Extract:

=== Begin Enclosure ===

Comment by townxelliot, Nov 23, 2007

The key idea here seeems to be that attributes are stored in a separate table, and tacked onto borrowers (actors, or "users" in NCIP) as required.

Here are a couple of thoughts on that:

  1. I'm not sure about having three value fields for each attribute, as two of them will always be empty. Plus there are many other data types an attribute could take: datetime springs to mind. I'd say we don't want a separate field in the actor_attributes database table for each potential attribute type.
  2. This gives a lot of flexibility, but adds to the complexity. Should we just do a very plain borrower implementation to start with, without customisable attributes? Something very close to what you'd get in an NCIP LookupUserResponse??
  3. Similarly for the idea of pulling attributes from multiple sources: we might want this eventually, but for now I think we should just mandate a set of platonic attributes. Developers can work out how to map to that set, and let us know if we've missed anything.
  4. Another way to enable institutions to layer their own attributes on top of our platonic borrower would be to create a new table which references the Jangle default (table inheritance?). Rails supports this kind of thing as part of ActiveRecord?, so in Ruby you could extend the appropriate model to present these attributes.

=== End Enclosure ===

Extracted records:
=== Begin Enclosure ===

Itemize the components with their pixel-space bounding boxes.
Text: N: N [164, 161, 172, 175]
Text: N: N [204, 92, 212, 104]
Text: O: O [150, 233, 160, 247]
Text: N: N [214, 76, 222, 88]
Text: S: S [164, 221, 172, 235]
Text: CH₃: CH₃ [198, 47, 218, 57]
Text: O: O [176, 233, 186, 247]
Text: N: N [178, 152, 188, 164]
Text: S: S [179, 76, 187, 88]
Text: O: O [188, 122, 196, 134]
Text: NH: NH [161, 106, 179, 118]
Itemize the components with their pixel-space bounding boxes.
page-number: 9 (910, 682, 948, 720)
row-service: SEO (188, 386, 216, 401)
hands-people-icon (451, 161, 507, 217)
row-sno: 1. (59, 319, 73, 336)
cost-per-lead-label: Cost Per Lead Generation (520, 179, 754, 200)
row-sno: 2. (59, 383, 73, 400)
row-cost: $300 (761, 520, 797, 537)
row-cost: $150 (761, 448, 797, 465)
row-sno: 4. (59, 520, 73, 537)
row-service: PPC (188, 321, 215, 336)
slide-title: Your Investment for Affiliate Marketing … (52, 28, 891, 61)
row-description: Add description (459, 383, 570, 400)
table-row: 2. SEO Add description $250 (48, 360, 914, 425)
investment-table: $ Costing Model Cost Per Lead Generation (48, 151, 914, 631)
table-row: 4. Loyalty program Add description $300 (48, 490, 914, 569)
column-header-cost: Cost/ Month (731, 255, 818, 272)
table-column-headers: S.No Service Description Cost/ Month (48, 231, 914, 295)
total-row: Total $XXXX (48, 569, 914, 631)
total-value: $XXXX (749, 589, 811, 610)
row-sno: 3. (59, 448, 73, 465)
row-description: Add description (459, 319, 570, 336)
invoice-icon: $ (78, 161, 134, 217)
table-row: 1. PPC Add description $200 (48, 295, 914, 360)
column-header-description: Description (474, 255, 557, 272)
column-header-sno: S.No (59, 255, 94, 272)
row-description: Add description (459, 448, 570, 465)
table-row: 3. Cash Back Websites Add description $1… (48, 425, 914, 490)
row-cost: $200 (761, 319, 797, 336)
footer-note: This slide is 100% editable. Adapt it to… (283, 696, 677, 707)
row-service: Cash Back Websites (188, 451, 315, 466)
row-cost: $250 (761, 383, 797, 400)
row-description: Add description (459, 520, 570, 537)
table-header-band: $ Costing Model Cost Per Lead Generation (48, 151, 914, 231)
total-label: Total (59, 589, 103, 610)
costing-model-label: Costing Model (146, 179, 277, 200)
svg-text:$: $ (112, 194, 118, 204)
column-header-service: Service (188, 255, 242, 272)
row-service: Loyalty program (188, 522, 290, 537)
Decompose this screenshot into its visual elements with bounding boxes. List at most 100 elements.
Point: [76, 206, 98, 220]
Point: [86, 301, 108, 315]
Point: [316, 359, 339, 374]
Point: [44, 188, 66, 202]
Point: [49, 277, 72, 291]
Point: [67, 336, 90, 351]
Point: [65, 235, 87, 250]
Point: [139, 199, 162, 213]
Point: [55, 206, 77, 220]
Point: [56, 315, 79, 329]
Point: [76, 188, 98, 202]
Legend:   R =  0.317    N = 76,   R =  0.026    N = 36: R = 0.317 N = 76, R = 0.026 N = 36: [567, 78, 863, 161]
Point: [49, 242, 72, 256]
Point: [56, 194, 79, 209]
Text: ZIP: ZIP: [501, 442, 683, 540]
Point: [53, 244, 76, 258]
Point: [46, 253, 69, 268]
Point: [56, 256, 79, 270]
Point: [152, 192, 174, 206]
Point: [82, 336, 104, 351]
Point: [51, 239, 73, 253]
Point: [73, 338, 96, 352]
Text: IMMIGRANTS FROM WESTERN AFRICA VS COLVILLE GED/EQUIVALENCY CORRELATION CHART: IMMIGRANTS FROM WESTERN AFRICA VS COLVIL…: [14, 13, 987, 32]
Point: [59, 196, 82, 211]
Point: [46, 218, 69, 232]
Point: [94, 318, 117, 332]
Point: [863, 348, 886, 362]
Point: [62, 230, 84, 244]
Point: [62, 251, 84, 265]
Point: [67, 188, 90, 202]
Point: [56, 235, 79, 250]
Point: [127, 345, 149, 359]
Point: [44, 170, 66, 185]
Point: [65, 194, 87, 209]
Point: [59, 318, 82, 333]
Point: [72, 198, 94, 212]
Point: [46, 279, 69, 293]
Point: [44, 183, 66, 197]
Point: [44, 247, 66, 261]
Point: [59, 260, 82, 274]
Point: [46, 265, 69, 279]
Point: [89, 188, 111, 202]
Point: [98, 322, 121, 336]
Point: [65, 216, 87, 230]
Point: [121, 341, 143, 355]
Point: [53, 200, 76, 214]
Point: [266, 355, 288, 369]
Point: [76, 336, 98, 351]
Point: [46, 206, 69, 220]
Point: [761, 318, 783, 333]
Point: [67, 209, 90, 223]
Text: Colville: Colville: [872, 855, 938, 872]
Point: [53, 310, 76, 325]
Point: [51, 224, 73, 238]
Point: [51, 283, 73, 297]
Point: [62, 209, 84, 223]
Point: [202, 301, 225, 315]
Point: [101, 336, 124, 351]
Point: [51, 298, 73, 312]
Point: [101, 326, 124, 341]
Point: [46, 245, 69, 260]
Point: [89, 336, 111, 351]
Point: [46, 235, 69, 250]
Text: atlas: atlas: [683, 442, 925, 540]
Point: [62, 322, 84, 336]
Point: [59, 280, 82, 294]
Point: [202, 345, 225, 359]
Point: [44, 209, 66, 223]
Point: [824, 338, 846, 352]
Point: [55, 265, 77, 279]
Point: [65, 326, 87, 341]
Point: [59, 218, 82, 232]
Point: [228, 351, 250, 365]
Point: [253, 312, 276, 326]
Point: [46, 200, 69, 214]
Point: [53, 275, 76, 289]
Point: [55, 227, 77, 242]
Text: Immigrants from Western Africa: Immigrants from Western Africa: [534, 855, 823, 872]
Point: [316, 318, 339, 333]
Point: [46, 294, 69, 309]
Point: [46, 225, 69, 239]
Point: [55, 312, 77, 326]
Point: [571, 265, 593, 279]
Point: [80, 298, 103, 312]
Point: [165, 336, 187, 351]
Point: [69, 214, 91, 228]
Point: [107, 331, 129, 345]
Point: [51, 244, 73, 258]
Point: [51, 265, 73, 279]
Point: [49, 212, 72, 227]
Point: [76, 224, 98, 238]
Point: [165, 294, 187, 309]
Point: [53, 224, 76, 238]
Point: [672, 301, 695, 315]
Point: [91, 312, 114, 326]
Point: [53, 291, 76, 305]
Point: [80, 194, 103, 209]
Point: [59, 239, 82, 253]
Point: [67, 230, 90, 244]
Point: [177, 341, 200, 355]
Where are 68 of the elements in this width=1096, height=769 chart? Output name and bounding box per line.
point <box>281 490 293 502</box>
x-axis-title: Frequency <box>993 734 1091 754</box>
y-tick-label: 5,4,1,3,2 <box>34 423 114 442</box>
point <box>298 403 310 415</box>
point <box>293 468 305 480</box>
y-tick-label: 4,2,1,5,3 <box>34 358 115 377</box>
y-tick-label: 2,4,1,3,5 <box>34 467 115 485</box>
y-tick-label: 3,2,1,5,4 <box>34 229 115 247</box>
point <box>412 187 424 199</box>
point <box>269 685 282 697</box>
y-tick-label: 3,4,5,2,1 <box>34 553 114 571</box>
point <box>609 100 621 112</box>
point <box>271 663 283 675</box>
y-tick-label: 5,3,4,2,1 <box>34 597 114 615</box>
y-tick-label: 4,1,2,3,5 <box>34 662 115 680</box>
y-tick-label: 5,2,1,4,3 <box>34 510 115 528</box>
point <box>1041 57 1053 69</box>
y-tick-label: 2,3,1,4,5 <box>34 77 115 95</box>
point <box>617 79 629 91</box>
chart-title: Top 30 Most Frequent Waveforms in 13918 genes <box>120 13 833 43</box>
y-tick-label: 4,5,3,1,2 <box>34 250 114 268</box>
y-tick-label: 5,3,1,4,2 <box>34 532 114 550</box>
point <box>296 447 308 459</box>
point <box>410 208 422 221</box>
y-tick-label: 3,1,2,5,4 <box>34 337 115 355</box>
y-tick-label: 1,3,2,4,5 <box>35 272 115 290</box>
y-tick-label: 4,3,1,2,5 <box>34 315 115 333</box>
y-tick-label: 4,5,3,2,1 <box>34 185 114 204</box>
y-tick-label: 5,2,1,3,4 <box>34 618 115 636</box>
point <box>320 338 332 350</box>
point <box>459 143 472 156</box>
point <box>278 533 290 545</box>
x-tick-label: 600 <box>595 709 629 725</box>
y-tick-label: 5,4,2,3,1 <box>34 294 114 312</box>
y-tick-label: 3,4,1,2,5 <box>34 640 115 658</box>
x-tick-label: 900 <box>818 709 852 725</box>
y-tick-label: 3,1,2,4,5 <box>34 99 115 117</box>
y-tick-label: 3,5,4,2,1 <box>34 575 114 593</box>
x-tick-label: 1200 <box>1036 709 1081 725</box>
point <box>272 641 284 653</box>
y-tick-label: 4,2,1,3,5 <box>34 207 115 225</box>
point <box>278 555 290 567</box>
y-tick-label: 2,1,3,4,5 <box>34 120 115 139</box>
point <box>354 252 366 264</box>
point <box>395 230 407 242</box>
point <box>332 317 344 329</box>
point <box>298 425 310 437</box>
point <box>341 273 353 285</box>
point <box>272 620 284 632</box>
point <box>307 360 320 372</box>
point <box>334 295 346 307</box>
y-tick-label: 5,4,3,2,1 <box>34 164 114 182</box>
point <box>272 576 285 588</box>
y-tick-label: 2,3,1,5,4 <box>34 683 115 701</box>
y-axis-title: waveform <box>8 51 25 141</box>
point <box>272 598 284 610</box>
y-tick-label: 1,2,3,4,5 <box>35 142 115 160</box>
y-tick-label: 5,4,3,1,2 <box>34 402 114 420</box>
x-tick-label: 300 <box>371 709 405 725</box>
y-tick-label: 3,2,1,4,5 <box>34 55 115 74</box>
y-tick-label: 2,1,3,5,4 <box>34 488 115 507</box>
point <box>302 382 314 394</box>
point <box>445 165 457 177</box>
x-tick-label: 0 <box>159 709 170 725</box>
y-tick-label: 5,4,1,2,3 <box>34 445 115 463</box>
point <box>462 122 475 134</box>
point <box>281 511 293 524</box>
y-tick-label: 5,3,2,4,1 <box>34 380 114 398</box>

=== End Enclosure ===

Work request 1: List every name that the comment on borrower attributes uses for the people who borrow.
Work request 2: Go on with the comment on borrower attributes, picking up after its fourth numbered point.

Response area 1: borrowers, actors, users (the term used in NCIP)

Response area 2:
On addresses:

  1. Are addresses generic enough so that we can have a single table for every type of address, rather than a separate actor_addresses table?
  2. Eventually, we'll need a many-to-many relationship between actors and addresses, with dates specifying the period for which the address is valid (on the join table). Also, two people could share an address, so we should only store each address in one place.
Comment by rossfsinger, Nov 26, 2007

I agree with your comments. My proposal was trying to address the somewhat overwhelming array of options libraries might want to include to identify a person. After a good night's sleep and then your thoughts on the matter, I also don't think this flexibility is a good approach (right now, at least).

Regardless of how we store the data in the local store, we need some concept of the Actor/User/Borrower 'model' which needs to be versatile enough to account for how different places might identify somebody (barcode, username, SSN, all of the above, etc.) and how they store their data (namely personal names, dates and what data elements are necessary for 'business' to their local development). I note NCIP completely punts on this and only specifies an identifier and visible identifier, as well as bunch of unspecified user attributes (much like my original concept).

Here are the data elements Evergreen uses to define an actor

Here is Koha

Voyager defines 'Patrons' with these elements:

  • first name
  • middle name
  • last name
  • title
  • social security number
  • pin
  • institution ID
  • barcodes (multiple can be assigned to a patron)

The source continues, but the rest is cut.